[Material for this task]
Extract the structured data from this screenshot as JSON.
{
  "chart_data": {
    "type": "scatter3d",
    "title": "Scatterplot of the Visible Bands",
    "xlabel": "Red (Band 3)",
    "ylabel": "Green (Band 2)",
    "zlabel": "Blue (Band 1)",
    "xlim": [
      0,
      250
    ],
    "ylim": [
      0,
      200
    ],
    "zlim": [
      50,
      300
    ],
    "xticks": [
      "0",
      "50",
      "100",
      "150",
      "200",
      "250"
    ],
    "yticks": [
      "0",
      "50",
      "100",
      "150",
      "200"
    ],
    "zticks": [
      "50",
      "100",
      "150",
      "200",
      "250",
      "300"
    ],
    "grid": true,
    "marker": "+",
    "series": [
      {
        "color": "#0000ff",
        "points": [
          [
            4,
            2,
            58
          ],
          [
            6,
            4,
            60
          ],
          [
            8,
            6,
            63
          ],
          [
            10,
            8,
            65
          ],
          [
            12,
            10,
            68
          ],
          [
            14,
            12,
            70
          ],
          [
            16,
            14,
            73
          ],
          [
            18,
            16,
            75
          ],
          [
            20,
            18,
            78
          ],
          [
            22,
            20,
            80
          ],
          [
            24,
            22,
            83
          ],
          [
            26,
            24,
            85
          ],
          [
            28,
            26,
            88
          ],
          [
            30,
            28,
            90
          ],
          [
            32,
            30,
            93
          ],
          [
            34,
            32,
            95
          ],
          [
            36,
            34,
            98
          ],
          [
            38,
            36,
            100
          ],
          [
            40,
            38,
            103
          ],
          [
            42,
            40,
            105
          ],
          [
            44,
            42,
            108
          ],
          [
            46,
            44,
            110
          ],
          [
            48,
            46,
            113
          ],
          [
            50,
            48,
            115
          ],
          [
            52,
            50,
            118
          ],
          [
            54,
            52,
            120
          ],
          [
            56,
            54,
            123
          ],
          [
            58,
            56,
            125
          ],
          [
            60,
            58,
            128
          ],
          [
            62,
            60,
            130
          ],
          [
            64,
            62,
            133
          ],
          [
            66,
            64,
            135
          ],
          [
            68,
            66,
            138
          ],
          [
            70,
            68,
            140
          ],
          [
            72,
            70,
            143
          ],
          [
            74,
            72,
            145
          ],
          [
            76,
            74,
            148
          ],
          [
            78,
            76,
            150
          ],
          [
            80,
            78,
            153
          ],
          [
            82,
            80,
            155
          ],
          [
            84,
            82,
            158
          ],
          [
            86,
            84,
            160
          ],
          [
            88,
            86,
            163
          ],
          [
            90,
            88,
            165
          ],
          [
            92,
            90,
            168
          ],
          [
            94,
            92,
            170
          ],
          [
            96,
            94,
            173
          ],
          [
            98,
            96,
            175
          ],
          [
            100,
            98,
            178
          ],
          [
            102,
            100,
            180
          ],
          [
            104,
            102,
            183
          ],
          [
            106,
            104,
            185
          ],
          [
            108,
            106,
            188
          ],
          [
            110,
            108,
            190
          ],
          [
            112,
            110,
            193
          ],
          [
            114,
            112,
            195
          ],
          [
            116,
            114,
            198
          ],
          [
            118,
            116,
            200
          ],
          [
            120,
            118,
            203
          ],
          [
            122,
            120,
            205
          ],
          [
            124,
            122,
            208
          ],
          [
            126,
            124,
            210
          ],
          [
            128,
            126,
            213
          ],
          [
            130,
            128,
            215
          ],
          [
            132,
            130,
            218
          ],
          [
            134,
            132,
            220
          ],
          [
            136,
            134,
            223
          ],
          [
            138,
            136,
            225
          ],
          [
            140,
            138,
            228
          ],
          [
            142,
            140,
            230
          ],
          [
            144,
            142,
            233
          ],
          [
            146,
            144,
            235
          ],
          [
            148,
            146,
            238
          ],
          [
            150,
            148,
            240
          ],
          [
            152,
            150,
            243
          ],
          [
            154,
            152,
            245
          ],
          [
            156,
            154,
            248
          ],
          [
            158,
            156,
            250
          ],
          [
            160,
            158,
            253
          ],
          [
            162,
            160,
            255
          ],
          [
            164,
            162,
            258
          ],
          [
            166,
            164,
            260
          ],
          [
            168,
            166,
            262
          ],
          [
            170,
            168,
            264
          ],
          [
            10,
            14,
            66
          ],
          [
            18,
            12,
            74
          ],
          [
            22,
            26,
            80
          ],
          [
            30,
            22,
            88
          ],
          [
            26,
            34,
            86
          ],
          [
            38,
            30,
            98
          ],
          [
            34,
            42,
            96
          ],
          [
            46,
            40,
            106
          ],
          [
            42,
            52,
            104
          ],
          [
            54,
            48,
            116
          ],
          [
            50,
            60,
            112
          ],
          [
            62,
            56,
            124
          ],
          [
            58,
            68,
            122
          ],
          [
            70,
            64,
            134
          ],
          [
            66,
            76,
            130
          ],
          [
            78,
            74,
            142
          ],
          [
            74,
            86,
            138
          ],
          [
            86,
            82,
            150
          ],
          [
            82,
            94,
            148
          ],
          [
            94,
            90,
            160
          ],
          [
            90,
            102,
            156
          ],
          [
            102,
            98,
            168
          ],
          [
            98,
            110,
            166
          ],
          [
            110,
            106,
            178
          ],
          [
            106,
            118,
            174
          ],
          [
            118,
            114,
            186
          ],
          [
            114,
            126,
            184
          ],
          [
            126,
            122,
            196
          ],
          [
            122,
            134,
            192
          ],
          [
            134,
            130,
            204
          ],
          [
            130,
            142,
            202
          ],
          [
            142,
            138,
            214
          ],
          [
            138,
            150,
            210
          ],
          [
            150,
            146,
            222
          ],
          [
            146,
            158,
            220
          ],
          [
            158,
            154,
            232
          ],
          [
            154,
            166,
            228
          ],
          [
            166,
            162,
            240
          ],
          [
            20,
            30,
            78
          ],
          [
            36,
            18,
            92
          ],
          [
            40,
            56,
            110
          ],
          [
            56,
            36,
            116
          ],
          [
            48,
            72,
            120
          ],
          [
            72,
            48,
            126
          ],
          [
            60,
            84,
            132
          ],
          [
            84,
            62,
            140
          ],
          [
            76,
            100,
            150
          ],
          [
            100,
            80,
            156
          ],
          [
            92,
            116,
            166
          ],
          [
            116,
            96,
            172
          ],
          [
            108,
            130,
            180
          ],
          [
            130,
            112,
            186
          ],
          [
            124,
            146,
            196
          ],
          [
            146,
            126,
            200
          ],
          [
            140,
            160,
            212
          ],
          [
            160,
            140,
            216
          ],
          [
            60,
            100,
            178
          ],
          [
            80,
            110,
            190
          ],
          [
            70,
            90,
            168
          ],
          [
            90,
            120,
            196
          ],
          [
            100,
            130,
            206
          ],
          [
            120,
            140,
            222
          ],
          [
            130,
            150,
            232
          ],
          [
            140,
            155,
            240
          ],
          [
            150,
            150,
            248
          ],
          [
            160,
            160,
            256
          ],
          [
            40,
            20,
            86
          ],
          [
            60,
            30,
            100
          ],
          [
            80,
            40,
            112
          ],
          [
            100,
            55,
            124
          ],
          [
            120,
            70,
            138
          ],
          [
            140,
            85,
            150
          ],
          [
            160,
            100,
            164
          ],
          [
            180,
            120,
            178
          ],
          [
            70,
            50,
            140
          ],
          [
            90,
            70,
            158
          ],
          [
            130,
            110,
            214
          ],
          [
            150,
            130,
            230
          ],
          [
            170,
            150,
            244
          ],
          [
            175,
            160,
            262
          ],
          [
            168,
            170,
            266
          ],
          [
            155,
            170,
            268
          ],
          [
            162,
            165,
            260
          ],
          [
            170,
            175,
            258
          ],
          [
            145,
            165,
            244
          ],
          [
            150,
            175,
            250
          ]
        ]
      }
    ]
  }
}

[Goal]
Type the material above out again, exactly.

[Answer to the task]
Extract the structured data from this screenshot as JSON.
{
  "chart_data": {
    "type": "scatter3d",
    "title": "Scatterplot of the Visible Bands",
    "xlabel": "Red (Band 3)",
    "ylabel": "Green (Band 2)",
    "zlabel": "Blue (Band 1)",
    "xlim": [
      0,
      250
    ],
    "ylim": [
      0,
      200
    ],
    "zlim": [
      50,
      300
    ],
    "xticks": [
      "0",
      "50",
      "100",
      "150",
      "200",
      "250"
    ],
    "yticks": [
      "0",
      "50",
      "100",
      "150",
      "200"
    ],
    "zticks": [
      "50",
      "100",
      "150",
      "200",
      "250",
      "300"
    ],
    "grid": true,
    "marker": "+",
    "series": [
      {
        "color": "#0000ff",
        "points": [
          [
            4,
            2,
            58
          ],
          [
            6,
            4,
            60
          ],
          [
            8,
            6,
            63
          ],
          [
            10,
            8,
            65
          ],
          [
            12,
            10,
            68
          ],
          [
            14,
            12,
            70
          ],
          [
            16,
            14,
            73
          ],
          [
            18,
            16,
            75
          ],
          [
            20,
            18,
            78
          ],
          [
            22,
            20,
            80
          ],
          [
            24,
            22,
            83
          ],
          [
            26,
            24,
            85
          ],
          [
            28,
            26,
            88
          ],
          [
            30,
            28,
            90
          ],
          [
            32,
            30,
            93
          ],
          [
            34,
            32,
            95
          ],
          [
            36,
            34,
            98
          ],
          [
            38,
            36,
            100
          ],
          [
            40,
            38,
            103
          ],
          [
            42,
            40,
            105
          ],
          [
            44,
            42,
            108
          ],
          [
            46,
            44,
            110
          ],
          [
            48,
            46,
            113
          ],
          [
            50,
            48,
            115
          ],
          [
            52,
            50,
            118
          ],
          [
            54,
            52,
            120
          ],
          [
            56,
            54,
            123
          ],
          [
            58,
            56,
            125
          ],
          [
            60,
            58,
            128
          ],
          [
            62,
            60,
            130
          ],
          [
            64,
            62,
            133
          ],
          [
            66,
            64,
            135
          ],
          [
            68,
            66,
            138
          ],
          [
            70,
            68,
            140
          ],
          [
            72,
            70,
            143
          ],
          [
            74,
            72,
            145
          ],
          [
            76,
            74,
            148
          ],
          [
            78,
            76,
            150
          ],
          [
            80,
            78,
            153
          ],
          [
            82,
            80,
            155
          ],
          [
            84,
            82,
            158
          ],
          [
            86,
            84,
            160
          ],
          [
            88,
            86,
            163
          ],
          [
            90,
            88,
            165
          ],
          [
            92,
            90,
            168
          ],
          [
            94,
            92,
            170
          ],
          [
            96,
            94,
            173
          ],
          [
            98,
            96,
            175
          ],
          [
            100,
            98,
            178
          ],
          [
            102,
            100,
            180
          ],
          [
            104,
            102,
            183
          ],
          [
            106,
            104,
            185
          ],
          [
            108,
            106,
            188
          ],
          [
            110,
            108,
            190
          ],
          [
            112,
            110,
            193
          ],
          [
            114,
            112,
            195
          ],
          [
            116,
            114,
            198
          ],
          [
            118,
            116,
            200
          ],
          [
            120,
            118,
            203
          ],
          [
            122,
            120,
            205
          ],
          [
            124,
            122,
            208
          ],
          [
            126,
            124,
            210
          ],
          [
            128,
            126,
            213
          ],
          [
            130,
            128,
            215
          ],
          [
            132,
            130,
            218
          ],
          [
            134,
            132,
            220
          ],
          [
            136,
            134,
            223
          ],
          [
            138,
            136,
            225
          ],
          [
            140,
            138,
            228
          ],
          [
            142,
            140,
            230
          ],
          [
            144,
            142,
            233
          ],
          [
            146,
            144,
            235
          ],
          [
            148,
            146,
            238
          ],
          [
            150,
            148,
            240
          ],
          [
            152,
            150,
            243
          ],
          [
            154,
            152,
            245
          ],
          [
            156,
            154,
            248
          ],
          [
            158,
            156,
            250
          ],
          [
            160,
            158,
            253
          ],
          [
            162,
            160,
            255
          ],
          [
            164,
            162,
            258
          ],
          [
            166,
            164,
            260
          ],
          [
            168,
            166,
            262
          ],
          [
            170,
            168,
            264
          ],
          [
            10,
            14,
            66
          ],
          [
            18,
            12,
            74
          ],
          [
            22,
            26,
            80
          ],
          [
            30,
            22,
            88
          ],
          [
            26,
            34,
            86
          ],
          [
            38,
            30,
            98
          ],
          [
            34,
            42,
            96
          ],
          [
            46,
            40,
            106
          ],
          [
            42,
            52,
            104
          ],
          [
            54,
            48,
            116
          ],
          [
            50,
            60,
            112
          ],
          [
            62,
            56,
            124
          ],
          [
            58,
            68,
            122
          ],
          [
            70,
            64,
            134
          ],
          [
            66,
            76,
            130
          ],
          [
            78,
            74,
            142
          ],
          [
            74,
            86,
            138
          ],
          [
            86,
            82,
            150
          ],
          [
            82,
            94,
            148
          ],
          [
            94,
            90,
            160
          ],
          [
            90,
            102,
            156
          ],
          [
            102,
            98,
            168
          ],
          [
            98,
            110,
            166
          ],
          [
            110,
            106,
            178
          ],
          [
            106,
            118,
            174
          ],
          [
            118,
            114,
            186
          ],
          [
            114,
            126,
            184
          ],
          [
            126,
            122,
            196
          ],
          [
            122,
            134,
            192
          ],
          [
            134,
            130,
            204
          ],
          [
            130,
            142,
            202
          ],
          [
            142,
            138,
            214
          ],
          [
            138,
            150,
            210
          ],
          [
            150,
            146,
            222
          ],
          [
            146,
            158,
            220
          ],
          [
            158,
            154,
            232
          ],
          [
            154,
            166,
            228
          ],
          [
            166,
            162,
            240
          ],
          [
            20,
            30,
            78
          ],
          [
            36,
            18,
            92
          ],
          [
            40,
            56,
            110
          ],
          [
            56,
            36,
            116
          ],
          [
            48,
            72,
            120
          ],
          [
            72,
            48,
            126
          ],
          [
            60,
            84,
            132
          ],
          [
            84,
            62,
            140
          ],
          [
            76,
            100,
            150
          ],
          [
            100,
            80,
            156
          ],
          [
            92,
            116,
            166
          ],
          [
            116,
            96,
            172
          ],
          [
            108,
            130,
            180
          ],
          [
            130,
            112,
            186
          ],
          [
            124,
            146,
            196
          ],
          [
            146,
            126,
            200
          ],
          [
            140,
            160,
            212
          ],
          [
            160,
            140,
            216
          ],
          [
            60,
            100,
            178
          ],
          [
            80,
            110,
            190
          ],
          [
            70,
            90,
            168
          ],
          [
            90,
            120,
            196
          ],
          [
            100,
            130,
            206
          ],
          [
            120,
            140,
            222
          ],
          [
            130,
            150,
            232
          ],
          [
            140,
            155,
            240
          ],
          [
            150,
            150,
            248
          ],
          [
            160,
            160,
            256
          ],
          [
            40,
            20,
            86
          ],
          [
            60,
            30,
            100
          ],
          [
            80,
            40,
            112
          ],
          [
            100,
            55,
            124
          ],
          [
            120,
            70,
            138
          ],
          [
            140,
            85,
            150
          ],
          [
            160,
            100,
            164
          ],
          [
            180,
            120,
            178
          ],
          [
            70,
            50,
            140
          ],
          [
            90,
            70,
            158
          ],
          [
            130,
            110,
            214
          ],
          [
            150,
            130,
            230
          ],
          [
            170,
            150,
            244
          ],
          [
            175,
            160,
            262
          ],
          [
            168,
            170,
            266
          ],
          [
            155,
            170,
            268
          ],
          [
            162,
            165,
            260
          ],
          [
            170,
            175,
            258
          ],
          [
            145,
            165,
            244
          ],
          [
            150,
            175,
            250
          ]
        ]
      }
    ]
  }
}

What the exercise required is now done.